BEGIN EXTRACTED INFORMATION

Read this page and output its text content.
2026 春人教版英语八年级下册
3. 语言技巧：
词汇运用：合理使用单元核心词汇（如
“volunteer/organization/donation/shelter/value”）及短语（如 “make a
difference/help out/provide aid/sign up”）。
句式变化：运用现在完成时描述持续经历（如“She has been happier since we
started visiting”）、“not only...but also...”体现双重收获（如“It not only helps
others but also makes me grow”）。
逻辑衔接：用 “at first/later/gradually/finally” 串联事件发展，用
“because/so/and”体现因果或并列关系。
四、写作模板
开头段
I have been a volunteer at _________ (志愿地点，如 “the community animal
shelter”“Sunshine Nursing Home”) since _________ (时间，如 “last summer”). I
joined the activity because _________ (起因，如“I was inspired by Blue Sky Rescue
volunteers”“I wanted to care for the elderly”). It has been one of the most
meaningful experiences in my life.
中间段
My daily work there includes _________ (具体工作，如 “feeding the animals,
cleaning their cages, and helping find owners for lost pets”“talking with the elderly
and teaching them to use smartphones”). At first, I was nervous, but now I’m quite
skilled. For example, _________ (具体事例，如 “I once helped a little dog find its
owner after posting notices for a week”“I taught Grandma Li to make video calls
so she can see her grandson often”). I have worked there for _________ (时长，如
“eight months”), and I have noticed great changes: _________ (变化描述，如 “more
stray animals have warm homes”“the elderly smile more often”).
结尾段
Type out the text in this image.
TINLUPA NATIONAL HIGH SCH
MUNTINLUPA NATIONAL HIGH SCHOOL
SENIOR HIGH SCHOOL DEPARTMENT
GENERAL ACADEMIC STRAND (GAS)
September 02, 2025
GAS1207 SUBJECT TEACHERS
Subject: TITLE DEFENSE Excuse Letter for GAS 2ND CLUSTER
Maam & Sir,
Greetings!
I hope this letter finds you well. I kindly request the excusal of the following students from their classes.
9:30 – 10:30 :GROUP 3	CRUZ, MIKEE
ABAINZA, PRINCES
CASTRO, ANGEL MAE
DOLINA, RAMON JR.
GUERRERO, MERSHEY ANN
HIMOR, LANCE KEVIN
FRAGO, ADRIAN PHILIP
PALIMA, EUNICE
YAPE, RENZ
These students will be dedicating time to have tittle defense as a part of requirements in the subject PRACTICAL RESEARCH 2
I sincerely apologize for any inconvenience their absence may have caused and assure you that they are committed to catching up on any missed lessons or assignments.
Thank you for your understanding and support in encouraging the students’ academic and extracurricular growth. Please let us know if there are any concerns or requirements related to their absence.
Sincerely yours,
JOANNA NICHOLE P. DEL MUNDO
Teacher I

END EXTRACTED INFORMATION

WORK TO DO –
Copy every record exactly as presented.

WRITTEN RESPONSE –
Read this page and output its text content.
2026 春人教版英语八年级下册
3. 语言技巧：
词汇运用：合理使用单元核心词汇（如
“volunteer/organization/donation/shelter/value”）及短语（如 “make a
difference/help out/provide aid/sign up”）。
句式变化：运用现在完成时描述持续经历（如“She has been happier since we
started visiting”）、“not only...but also...”体现双重收获（如“It not only helps
others but also makes me grow”）。
逻辑衔接：用 “at first/later/gradually/finally” 串联事件发展，用
“because/so/and”体现因果或并列关系。
四、写作模板
开头段
I have been a volunteer at _________ (志愿地点，如 “the community animal
shelter”“Sunshine Nursing Home”) since _________ (时间，如 “last summer”). I
joined the activity because _________ (起因，如“I was inspired by Blue Sky Rescue
volunteers”“I wanted to care for the elderly”). It has been one of the most
meaningful experiences in my life.
中间段
My daily work there includes _________ (具体工作，如 “feeding the animals,
cleaning their cages, and helping find owners for lost pets”“talking with the elderly
and teaching them to use smartphones”). At first, I was nervous, but now I’m quite
skilled. For example, _________ (具体事例，如 “I once helped a little dog find its
owner after posting notices for a week”“I taught Grandma Li to make video calls
so she can see her grandson often”). I have worked there for _________ (时长，如
“eight months”), and I have noticed great changes: _________ (变化描述，如 “more
stray animals have warm homes”“the elderly smile more often”).
结尾段
Type out the text in this image.
TINLUPA NATIONAL HIGH SCH
MUNTINLUPA NATIONAL HIGH SCHOOL
SENIOR HIGH SCHOOL DEPARTMENT
GENERAL ACADEMIC STRAND (GAS)
September 02, 2025
GAS1207 SUBJECT TEACHERS
Subject: TITLE DEFENSE Excuse Letter for GAS 2ND CLUSTER
Maam & Sir,
Greetings!
I hope this letter finds you well. I kindly request the excusal of the following students from their classes.
9:30 – 10:30 :GROUP 3	CRUZ, MIKEE
ABAINZA, PRINCES
CASTRO, ANGEL MAE
DOLINA, RAMON JR.
GUERRERO, MERSHEY ANN
HIMOR, LANCE KEVIN
FRAGO, ADRIAN PHILIP
PALIMA, EUNICE
YAPE, RENZ
These students will be dedicating time to have tittle defense as a part of requirements in the subject PRACTICAL RESEARCH 2
I sincerely apologize for any inconvenience their absence may have caused and assure you that they are committed to catching up on any missed lessons or assignments.
Thank you for your understanding and support in encouraging the students’ academic and extracurricular growth. Please let us know if there are any concerns or requirements related to their absence.
Sincerely yours,
JOANNA NICHOLE P. DEL MUNDO
Teacher I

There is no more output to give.